### Text under study
------------------------

3- Key points during the development process.

  • The importance of communication between the team and the founder. We as developers need to get to know your business model, understand your users and create a custom-made digital product for them. This is why we need your total involvement in the process along with feedback to make the deliverables exactly what you expect.
  • Should you work with a CTO? That really depends on your budget and how tech-reliant your project it. Either a CTO or a technical co-founder can be of great help when you’re a non-technical founder yourself. This is especially true of projects that have a particularly complex technical component. Nonetheless, when hiring a team, the project manager will act as a CTO, looking to help you in the best way possible to create a beautiful digital product.
  • Understand the development methodology your team is using. Ask questions and get involved!  Always keep in mind that the individual and/or team working on developing your project is heavily reliant on your feedback, as that’s what will help them build the product exactly the way you want it. That being said, try to take part in as many meetings with them as possible. Never underestimate the importance of communication!

Focus on performance and scalability. Here’s some advice on growth-hacking we learned in our recent visit to Silicon Valley.

 

4- My MVP is ready. What’s next?

------------------------

### Problem description
Can you transcribe the section of the development-process text that begins at the words "Focus on performance" and stops after "ready. What’s next?"?

------------------------

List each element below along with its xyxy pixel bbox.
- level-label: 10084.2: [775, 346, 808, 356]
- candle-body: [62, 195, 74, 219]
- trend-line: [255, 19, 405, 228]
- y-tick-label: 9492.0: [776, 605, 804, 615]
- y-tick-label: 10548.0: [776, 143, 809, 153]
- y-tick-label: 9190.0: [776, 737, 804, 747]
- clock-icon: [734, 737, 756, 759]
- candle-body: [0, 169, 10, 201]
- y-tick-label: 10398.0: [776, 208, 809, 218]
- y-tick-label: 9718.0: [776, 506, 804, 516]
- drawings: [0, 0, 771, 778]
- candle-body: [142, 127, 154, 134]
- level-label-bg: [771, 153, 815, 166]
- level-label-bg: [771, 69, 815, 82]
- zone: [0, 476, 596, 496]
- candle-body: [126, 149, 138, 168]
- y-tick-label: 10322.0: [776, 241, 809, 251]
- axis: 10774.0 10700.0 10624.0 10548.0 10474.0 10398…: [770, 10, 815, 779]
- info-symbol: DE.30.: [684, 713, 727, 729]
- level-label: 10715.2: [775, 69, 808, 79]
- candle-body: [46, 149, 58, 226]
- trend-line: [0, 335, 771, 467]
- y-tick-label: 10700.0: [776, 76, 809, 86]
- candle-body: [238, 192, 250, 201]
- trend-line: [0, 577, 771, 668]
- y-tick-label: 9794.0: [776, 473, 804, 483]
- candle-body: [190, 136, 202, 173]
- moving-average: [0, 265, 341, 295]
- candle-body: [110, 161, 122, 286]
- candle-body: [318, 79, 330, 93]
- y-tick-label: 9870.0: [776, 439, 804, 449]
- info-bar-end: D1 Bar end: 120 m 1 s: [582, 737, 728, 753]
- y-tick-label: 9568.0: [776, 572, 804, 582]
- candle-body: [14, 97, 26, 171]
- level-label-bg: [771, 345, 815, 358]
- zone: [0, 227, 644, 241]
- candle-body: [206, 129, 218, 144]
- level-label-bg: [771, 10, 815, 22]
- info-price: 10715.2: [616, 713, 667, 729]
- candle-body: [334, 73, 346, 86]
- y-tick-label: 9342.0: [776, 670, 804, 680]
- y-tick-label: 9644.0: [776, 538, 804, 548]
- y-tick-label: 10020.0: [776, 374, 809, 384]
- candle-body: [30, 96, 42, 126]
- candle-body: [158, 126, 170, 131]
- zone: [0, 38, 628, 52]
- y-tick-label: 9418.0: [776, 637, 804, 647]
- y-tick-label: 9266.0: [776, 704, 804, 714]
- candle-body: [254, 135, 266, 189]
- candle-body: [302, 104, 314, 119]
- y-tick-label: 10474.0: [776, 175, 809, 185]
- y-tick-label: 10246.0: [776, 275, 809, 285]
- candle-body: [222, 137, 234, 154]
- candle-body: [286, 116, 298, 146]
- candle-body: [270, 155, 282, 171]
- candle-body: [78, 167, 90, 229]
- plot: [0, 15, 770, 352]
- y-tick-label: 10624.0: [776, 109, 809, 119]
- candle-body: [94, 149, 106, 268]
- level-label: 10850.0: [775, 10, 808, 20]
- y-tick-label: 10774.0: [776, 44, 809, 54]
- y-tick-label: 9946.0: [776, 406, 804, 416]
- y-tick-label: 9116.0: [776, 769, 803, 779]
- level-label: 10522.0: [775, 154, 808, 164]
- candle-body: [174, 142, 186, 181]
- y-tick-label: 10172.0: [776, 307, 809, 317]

------------------------

### Response to this exercise
Focus on performance and scalability. Here’s some advice on growth-hacking we learned in our recent visit to Silicon Valley.

 

4- My MVP is ready. What’s next?